• **OBJECTIVE**:
Quote the listing below in full and exactly as written, but omit every picture.

• **TASK INPUT**:
--- --- ---

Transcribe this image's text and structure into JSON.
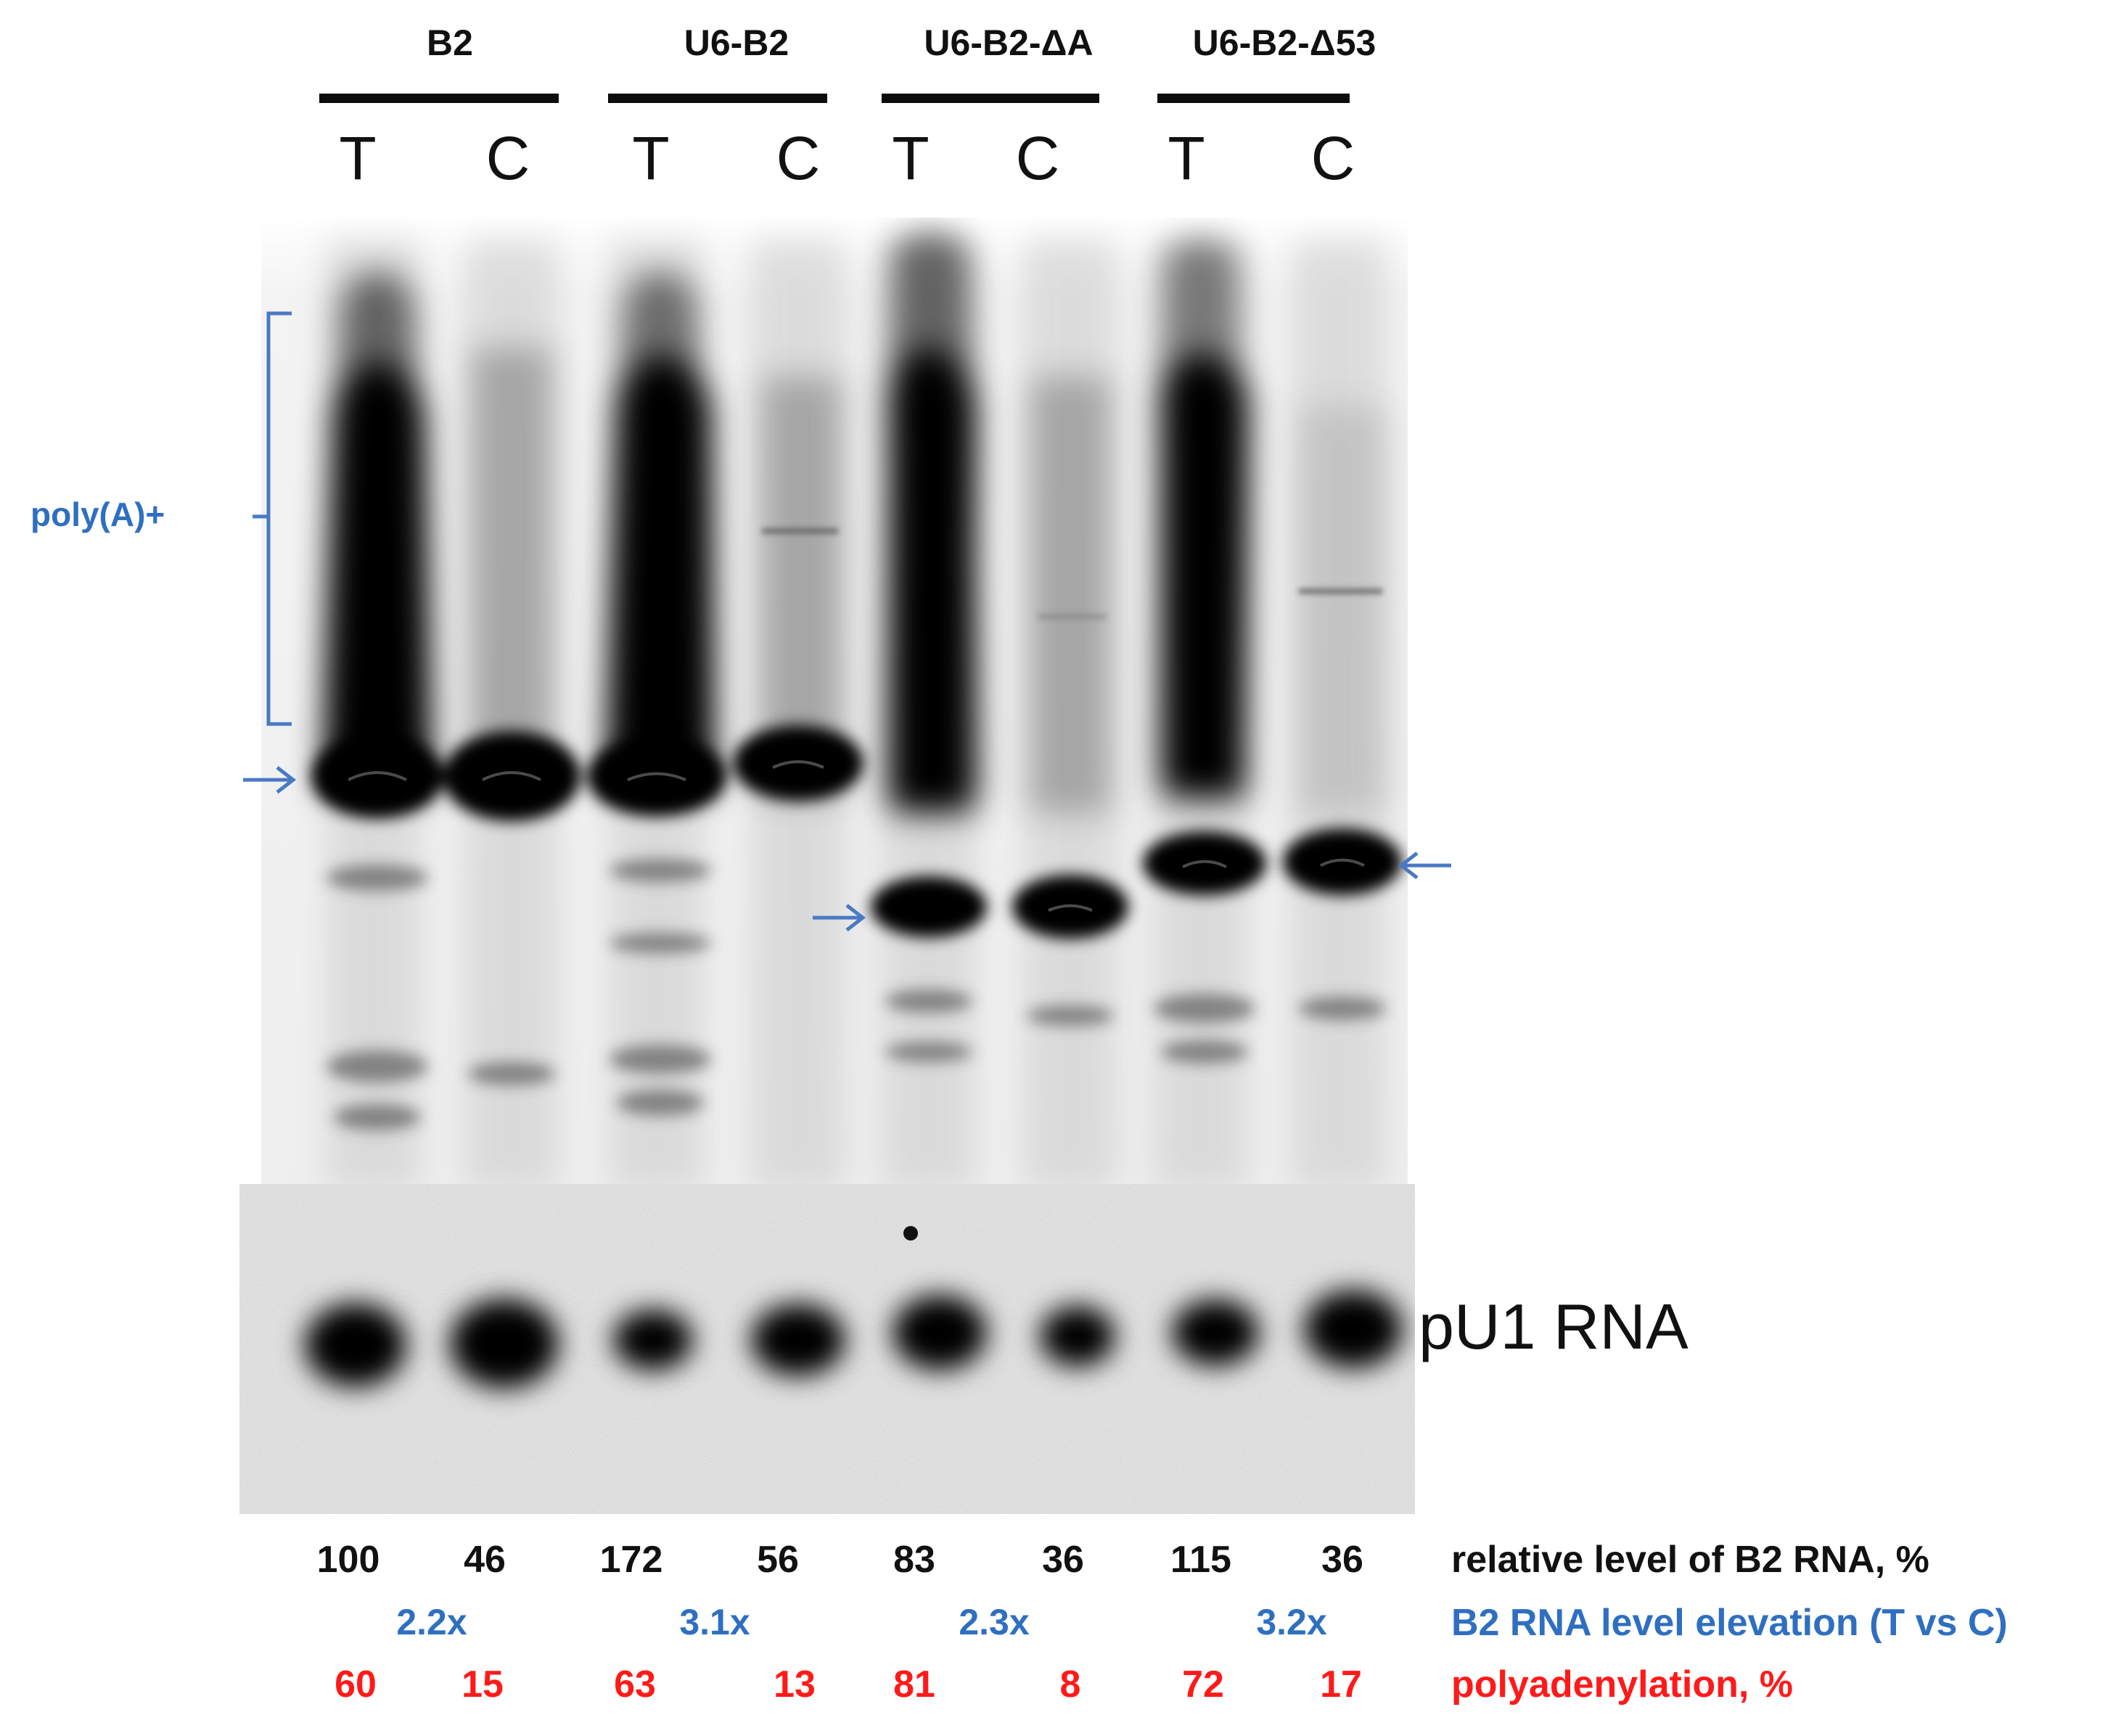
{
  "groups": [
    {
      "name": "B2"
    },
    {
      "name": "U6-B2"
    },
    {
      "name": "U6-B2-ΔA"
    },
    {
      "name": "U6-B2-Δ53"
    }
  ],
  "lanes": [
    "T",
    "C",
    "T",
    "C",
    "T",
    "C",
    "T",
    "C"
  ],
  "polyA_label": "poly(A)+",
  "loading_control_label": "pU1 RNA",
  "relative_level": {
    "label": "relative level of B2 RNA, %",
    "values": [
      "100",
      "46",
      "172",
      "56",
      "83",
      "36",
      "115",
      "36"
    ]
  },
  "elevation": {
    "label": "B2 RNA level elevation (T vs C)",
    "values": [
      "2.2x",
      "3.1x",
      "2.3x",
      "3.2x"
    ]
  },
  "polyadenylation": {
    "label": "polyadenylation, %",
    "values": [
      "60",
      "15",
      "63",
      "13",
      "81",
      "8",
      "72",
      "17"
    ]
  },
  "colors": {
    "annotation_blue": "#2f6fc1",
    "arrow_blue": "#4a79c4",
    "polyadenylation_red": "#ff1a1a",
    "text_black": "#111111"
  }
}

--- --- ---

• **FULL SOLUTION**:
Transcribe this image's text and structure into JSON.
{
  "groups": [
    {
      "name": "B2"
    },
    {
      "name": "U6-B2"
    },
    {
      "name": "U6-B2-ΔA"
    },
    {
      "name": "U6-B2-Δ53"
    }
  ],
  "lanes": [
    "T",
    "C",
    "T",
    "C",
    "T",
    "C",
    "T",
    "C"
  ],
  "polyA_label": "poly(A)+",
  "loading_control_label": "pU1 RNA",
  "relative_level": {
    "label": "relative level of B2 RNA, %",
    "values": [
      "100",
      "46",
      "172",
      "56",
      "83",
      "36",
      "115",
      "36"
    ]
  },
  "elevation": {
    "label": "B2 RNA level elevation (T vs C)",
    "values": [
      "2.2x",
      "3.1x",
      "2.3x",
      "3.2x"
    ]
  },
  "polyadenylation": {
    "label": "polyadenylation, %",
    "values": [
      "60",
      "15",
      "63",
      "13",
      "81",
      "8",
      "72",
      "17"
    ]
  },
  "colors": {
    "annotation_blue": "#2f6fc1",
    "arrow_blue": "#4a79c4",
    "polyadenylation_red": "#ff1a1a",
    "text_black": "#111111"
  }
}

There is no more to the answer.